━━━━━ LISTING ━━━━━
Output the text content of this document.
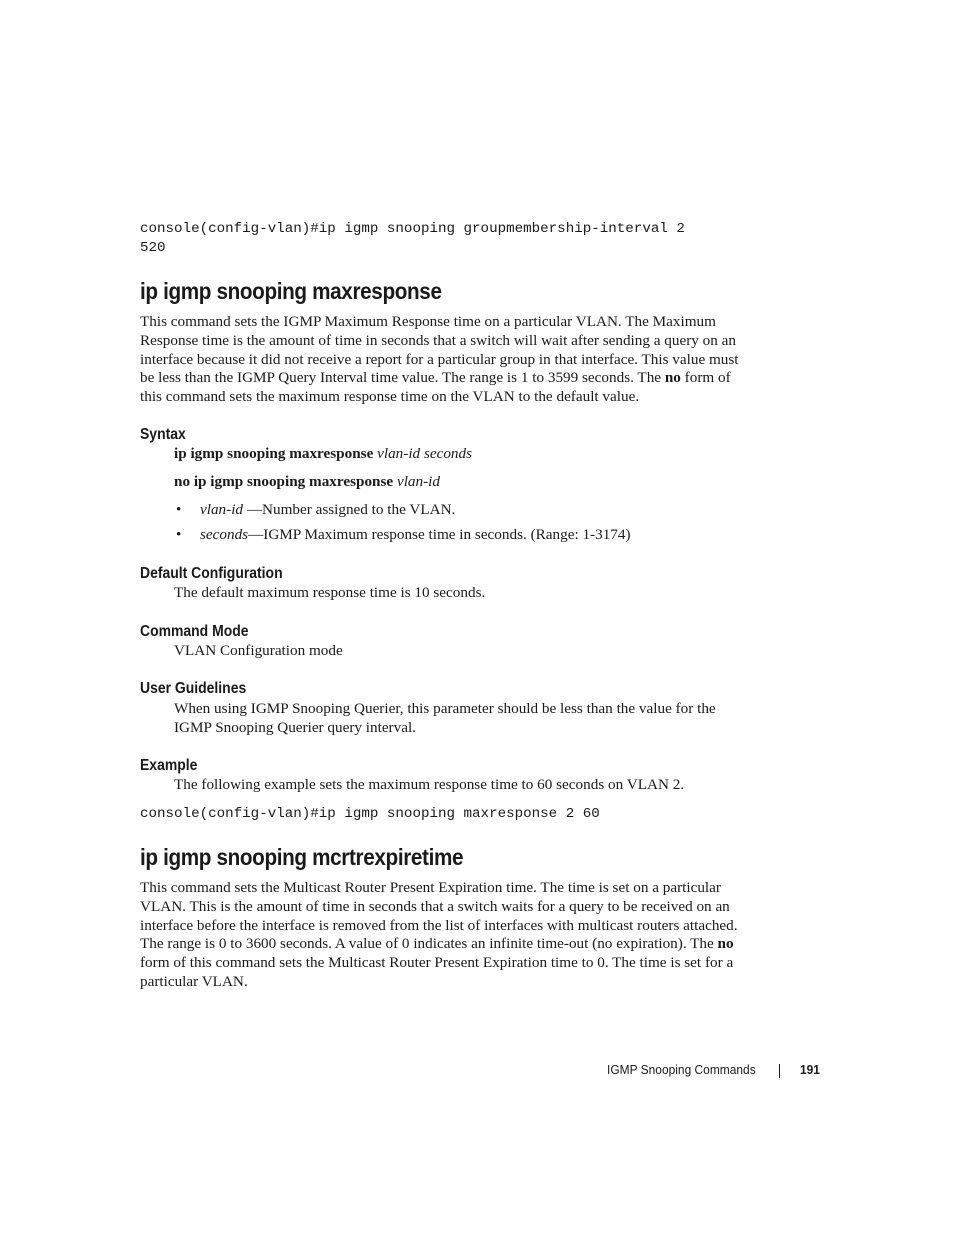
console(config-vlan)#ip igmp snooping groupmembership-interval 2
520
ip igmp snooping maxresponse
This command sets the IGMP Maximum Response time on a particular VLAN. The Maximum
Response time is the amount of time in seconds that a switch will wait after sending a query on an
interface because it did not receive a report for a particular group in that interface. This value must
be less than the IGMP Query Interval time value. The range is 1 to 3599 seconds. The no form of
this command sets the maximum response time on the VLAN to the default value.
Syntax
ip igmp snooping maxresponse vlan-id seconds
no ip igmp snooping maxresponse vlan-id
• vlan-id —Number assigned to the VLAN.
• seconds—IGMP Maximum response time in seconds. (Range: 1-3174)
Default Configuration
The default maximum response time is 10 seconds.
Command Mode
VLAN Configuration mode
User Guidelines
When using IGMP Snooping Querier, this parameter should be less than the value for the
IGMP Snooping Querier query interval.
Example
The following example sets the maximum response time to 60 seconds on VLAN 2.
console(config-vlan)#ip igmp snooping maxresponse 2 60
ip igmp snooping mcrtrexpiretime
This command sets the Multicast Router Present Expiration time. The time is set on a particular
VLAN. This is the amount of time in seconds that a switch waits for a query to be received on an
interface before the interface is removed from the list of interfaces with multicast routers attached.
The range is 0 to 3600 seconds. A value of 0 indicates an infinite time-out (no expiration). The no
form of this command sets the Multicast Router Present Expiration time to 0. The time is set for a
particular VLAN.
IGMP Snooping Commands	191
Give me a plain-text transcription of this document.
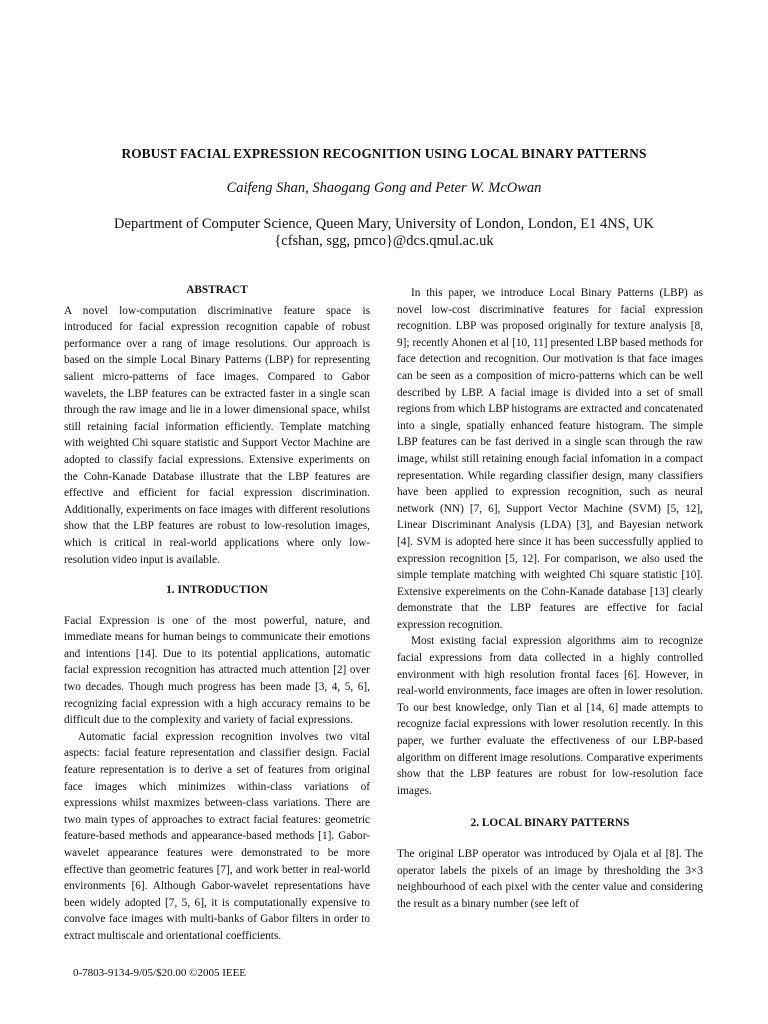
ROBUST FACIAL EXPRESSION RECOGNITION USING LOCAL BINARY PATTERNS
Caifeng Shan, Shaogang Gong and Peter W. McOwan
Department of Computer Science, Queen Mary, University of London, London, E1 4NS, UK
{cfshan, sgg, pmco}@dcs.qmul.ac.uk
ABSTRACT

A novel low-computation discriminative feature space is introduced for facial expression recognition capable of robust performance over a rang of image resolutions. Our approach is based on the simple Local Binary Patterns (LBP) for representing salient micro-patterns of face images. Compared to Gabor wavelets, the LBP features can be extracted faster in a single scan through the raw image and lie in a lower dimensional space, whilst still retaining facial information efficiently. Template matching with weighted Chi square statistic and Support Vector Machine are adopted to classify facial expressions. Extensive experiments on the Cohn-Kanade Database illustrate that the LBP features are effective and efficient for facial expression discrimination. Additionally, experiments on face images with different resolutions show that the LBP features are robust to low-resolution images, which is critical in real-world applications where only low-resolution video input is available.

1. INTRODUCTION

Facial Expression is one of the most powerful, nature, and immediate means for human beings to communicate their emotions and intentions [14]. Due to its potential applications, automatic facial expression recognition has attracted much attention [2] over two decades. Though much progress has been made [3, 4, 5, 6], recognizing facial expression with a high accuracy remains to be difficult due to the complexity and variety of facial expressions.

Automatic facial expression recognition involves two vital aspects: facial feature representation and classifier design. Facial feature representation is to derive a set of features from original face images which minimizes within-class variations of expressions whilst maxmizes between-class variations. There are two main types of approaches to extract facial features: geometric feature-based methods and appearance-based methods [1]. Gabor-wavelet appearance features were demonstrated to be more effective than geometric features [7], and work better in real-world environments [6]. Although Gabor-wavelet representations have been widely adopted [7, 5, 6], it is computationally expensive to convolve face images with multi-banks of Gabor filters in order to extract multiscale and orientational coefficients.

In this paper, we introduce Local Binary Patterns (LBP) as novel low-cost discriminative features for facial expression recognition. LBP was proposed originally for texture analysis [8, 9]; recently Ahonen et al [10, 11] presented LBP based methods for face detection and recognition. Our motivation is that face images can be seen as a composition of micro-patterns which can be well described by LBP. A facial image is divided into a set of small regions from which LBP histograms are extracted and concatenated into a single, spatially enhanced feature histogram. The simple LBP features can be fast derived in a single scan through the raw image, whilst still retaining enough facial infomation in a compact representation. While regarding classifier design, many classifiers have been applied to expression recognition, such as neural network (NN) [7, 6], Support Vector Machine (SVM) [5, 12], Linear Discriminant Analysis (LDA) [3], and Bayesian network [4]. SVM is adopted here since it has been successfully applied to expression recognition [5, 12]. For comparison, we also used the simple template matching with weighted Chi square statistic [10]. Extensive expereiments on the Cohn-Kanade database [13] clearly demonstrate that the LBP features are effective for facial expression recognition.

Most existing facial expression algorithms aim to recognize facial expressions from data collected in a highly controlled environment with high resolution frontal faces [6]. However, in real-world environments, face images are often in lower resolution. To our best knowledge, only Tian et al [14, 6] made attempts to recognize facial expressions with lower resolution recently. In this paper, we further evaluate the effectiveness of our LBP-based algorithm on different image resolutions. Comparative experiments show that the LBP features are robust for low-resolution face images.

2. LOCAL BINARY PATTERNS

The original LBP operator was introduced by Ojala et al [8]. The operator labels the pixels of an image by thresholding the 3×3 neighbourhood of each pixel with the center value and considering the result as a binary number (see left of

0-7803-9134-9/05/$20.00 ©2005 IEEE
━━━━━
> REQUIRED TASK: Extract the full listing exactly, with the pictures left out.

> RESULT FOR THIS EXERCISE:
Output the text content of this document.
console(config-vlan)#ip igmp snooping groupmembership-interval 2
520
ip igmp snooping maxresponse
This command sets the IGMP Maximum Response time on a particular VLAN. The Maximum
Response time is the amount of time in seconds that a switch will wait after sending a query on an
interface because it did not receive a report for a particular group in that interface. This value must
be less than the IGMP Query Interval time value. The range is 1 to 3599 seconds. The no form of
this command sets the maximum response time on the VLAN to the default value.
Syntax
ip igmp snooping maxresponse vlan-id seconds
no ip igmp snooping maxresponse vlan-id
• vlan-id —Number assigned to the VLAN.
• seconds—IGMP Maximum response time in seconds. (Range: 1-3174)
Default Configuration
The default maximum response time is 10 seconds.
Command Mode
VLAN Configuration mode
User Guidelines
When using IGMP Snooping Querier, this parameter should be less than the value for the
IGMP Snooping Querier query interval.
Example
The following example sets the maximum response time to 60 seconds on VLAN 2.
console(config-vlan)#ip igmp snooping maxresponse 2 60
ip igmp snooping mcrtrexpiretime
This command sets the Multicast Router Present Expiration time. The time is set on a particular
VLAN. This is the amount of time in seconds that a switch waits for a query to be received on an
interface before the interface is removed from the list of interfaces with multicast routers attached.
The range is 0 to 3600 seconds. A value of 0 indicates an infinite time-out (no expiration). The no
form of this command sets the Multicast Router Present Expiration time to 0. The time is set for a
particular VLAN.
IGMP Snooping Commands	191
Give me a plain-text transcription of this document.
ROBUST FACIAL EXPRESSION RECOGNITION USING LOCAL BINARY PATTERNS
Caifeng Shan, Shaogang Gong and Peter W. McOwan
Department of Computer Science, Queen Mary, University of London, London, E1 4NS, UK
{cfshan, sgg, pmco}@dcs.qmul.ac.uk
ABSTRACT

A novel low-computation discriminative feature space is introduced for facial expression recognition capable of robust performance over a rang of image resolutions. Our approach is based on the simple Local Binary Patterns (LBP) for representing salient micro-patterns of face images. Compared to Gabor wavelets, the LBP features can be extracted faster in a single scan through the raw image and lie in a lower dimensional space, whilst still retaining facial information efficiently. Template matching with weighted Chi square statistic and Support Vector Machine are adopted to classify facial expressions. Extensive experiments on the Cohn-Kanade Database illustrate that the LBP features are effective and efficient for facial expression discrimination. Additionally, experiments on face images with different resolutions show that the LBP features are robust to low-resolution images, which is critical in real-world applications where only low-resolution video input is available.

1. INTRODUCTION

Facial Expression is one of the most powerful, nature, and immediate means for human beings to communicate their emotions and intentions [14]. Due to its potential applications, automatic facial expression recognition has attracted much attention [2] over two decades. Though much progress has been made [3, 4, 5, 6], recognizing facial expression with a high accuracy remains to be difficult due to the complexity and variety of facial expressions.

Automatic facial expression recognition involves two vital aspects: facial feature representation and classifier design. Facial feature representation is to derive a set of features from original face images which minimizes within-class variations of expressions whilst maxmizes between-class variations. There are two main types of approaches to extract facial features: geometric feature-based methods and appearance-based methods [1]. Gabor-wavelet appearance features were demonstrated to be more effective than geometric features [7], and work better in real-world environments [6]. Although Gabor-wavelet representations have been widely adopted [7, 5, 6], it is computationally expensive to convolve face images with multi-banks of Gabor filters in order to extract multiscale and orientational coefficients.

In this paper, we introduce Local Binary Patterns (LBP) as novel low-cost discriminative features for facial expression recognition. LBP was proposed originally for texture analysis [8, 9]; recently Ahonen et al [10, 11] presented LBP based methods for face detection and recognition. Our motivation is that face images can be seen as a composition of micro-patterns which can be well described by LBP. A facial image is divided into a set of small regions from which LBP histograms are extracted and concatenated into a single, spatially enhanced feature histogram. The simple LBP features can be fast derived in a single scan through the raw image, whilst still retaining enough facial infomation in a compact representation. While regarding classifier design, many classifiers have been applied to expression recognition, such as neural network (NN) [7, 6], Support Vector Machine (SVM) [5, 12], Linear Discriminant Analysis (LDA) [3], and Bayesian network [4]. SVM is adopted here since it has been successfully applied to expression recognition [5, 12]. For comparison, we also used the simple template matching with weighted Chi square statistic [10]. Extensive expereiments on the Cohn-Kanade database [13] clearly demonstrate that the LBP features are effective for facial expression recognition.

Most existing facial expression algorithms aim to recognize facial expressions from data collected in a highly controlled environment with high resolution frontal faces [6]. However, in real-world environments, face images are often in lower resolution. To our best knowledge, only Tian et al [14, 6] made attempts to recognize facial expressions with lower resolution recently. In this paper, we further evaluate the effectiveness of our LBP-based algorithm on different image resolutions. Comparative experiments show that the LBP features are robust for low-resolution face images.

2. LOCAL BINARY PATTERNS

The original LBP operator was introduced by Ojala et al [8]. The operator labels the pixels of an image by thresholding the 3×3 neighbourhood of each pixel with the center value and considering the result as a binary number (see left of

0-7803-9134-9/05/$20.00 ©2005 IEEE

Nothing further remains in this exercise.